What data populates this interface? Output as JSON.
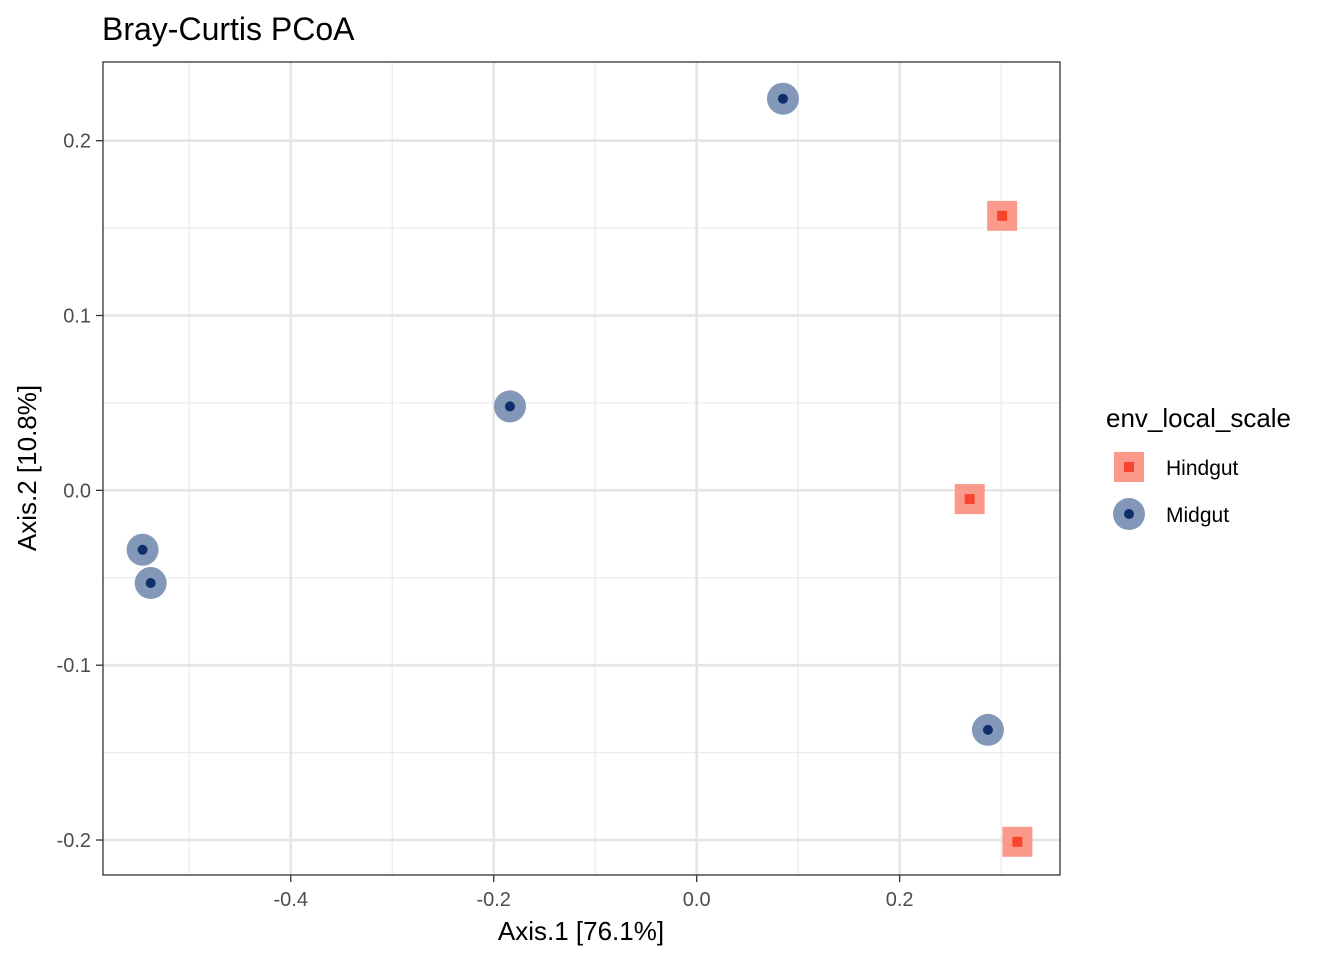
{
  "chart_data": {
    "type": "scatter",
    "title": "Bray-Curtis PCoA",
    "xlabel": "Axis.1   [76.1%]",
    "ylabel": "Axis.2   [10.8%]",
    "xlim": [
      -0.585,
      0.358
    ],
    "ylim": [
      -0.22,
      0.245
    ],
    "x_ticks": [
      -0.4,
      -0.2,
      0.0,
      0.2
    ],
    "x_tick_labels": [
      "-0.4",
      "-0.2",
      "0.0",
      "0.2"
    ],
    "y_ticks": [
      -0.2,
      -0.1,
      0.0,
      0.1,
      0.2
    ],
    "y_tick_labels": [
      "-0.2",
      "-0.1",
      "0.0",
      "0.1",
      "0.2"
    ],
    "grid": true,
    "legend": {
      "title": "env_local_scale",
      "position": "right"
    },
    "series": [
      {
        "name": "Hindgut",
        "marker": "square",
        "color_outer": "#fb9a8a",
        "color_inner": "#f8442e",
        "points": [
          {
            "x": 0.301,
            "y": 0.157
          },
          {
            "x": 0.269,
            "y": -0.005
          },
          {
            "x": 0.316,
            "y": -0.201
          }
        ]
      },
      {
        "name": "Midgut",
        "marker": "circle",
        "color_outer": "#8397b9",
        "color_inner": "#0e2f6b",
        "points": [
          {
            "x": 0.085,
            "y": 0.224
          },
          {
            "x": -0.184,
            "y": 0.048
          },
          {
            "x": -0.546,
            "y": -0.034
          },
          {
            "x": -0.538,
            "y": -0.053
          },
          {
            "x": 0.287,
            "y": -0.137
          }
        ]
      }
    ]
  }
}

◆ Aim
The material above must be printed exactly, with its pictures left out.

◆ Exercise response
What data populates this interface? Output as JSON.
{
  "chart_data": {
    "type": "scatter",
    "title": "Bray-Curtis PCoA",
    "xlabel": "Axis.1   [76.1%]",
    "ylabel": "Axis.2   [10.8%]",
    "xlim": [
      -0.585,
      0.358
    ],
    "ylim": [
      -0.22,
      0.245
    ],
    "x_ticks": [
      -0.4,
      -0.2,
      0.0,
      0.2
    ],
    "x_tick_labels": [
      "-0.4",
      "-0.2",
      "0.0",
      "0.2"
    ],
    "y_ticks": [
      -0.2,
      -0.1,
      0.0,
      0.1,
      0.2
    ],
    "y_tick_labels": [
      "-0.2",
      "-0.1",
      "0.0",
      "0.1",
      "0.2"
    ],
    "grid": true,
    "legend": {
      "title": "env_local_scale",
      "position": "right"
    },
    "series": [
      {
        "name": "Hindgut",
        "marker": "square",
        "color_outer": "#fb9a8a",
        "color_inner": "#f8442e",
        "points": [
          {
            "x": 0.301,
            "y": 0.157
          },
          {
            "x": 0.269,
            "y": -0.005
          },
          {
            "x": 0.316,
            "y": -0.201
          }
        ]
      },
      {
        "name": "Midgut",
        "marker": "circle",
        "color_outer": "#8397b9",
        "color_inner": "#0e2f6b",
        "points": [
          {
            "x": 0.085,
            "y": 0.224
          },
          {
            "x": -0.184,
            "y": 0.048
          },
          {
            "x": -0.546,
            "y": -0.034
          },
          {
            "x": -0.538,
            "y": -0.053
          },
          {
            "x": 0.287,
            "y": -0.137
          }
        ]
      }
    ]
  }
}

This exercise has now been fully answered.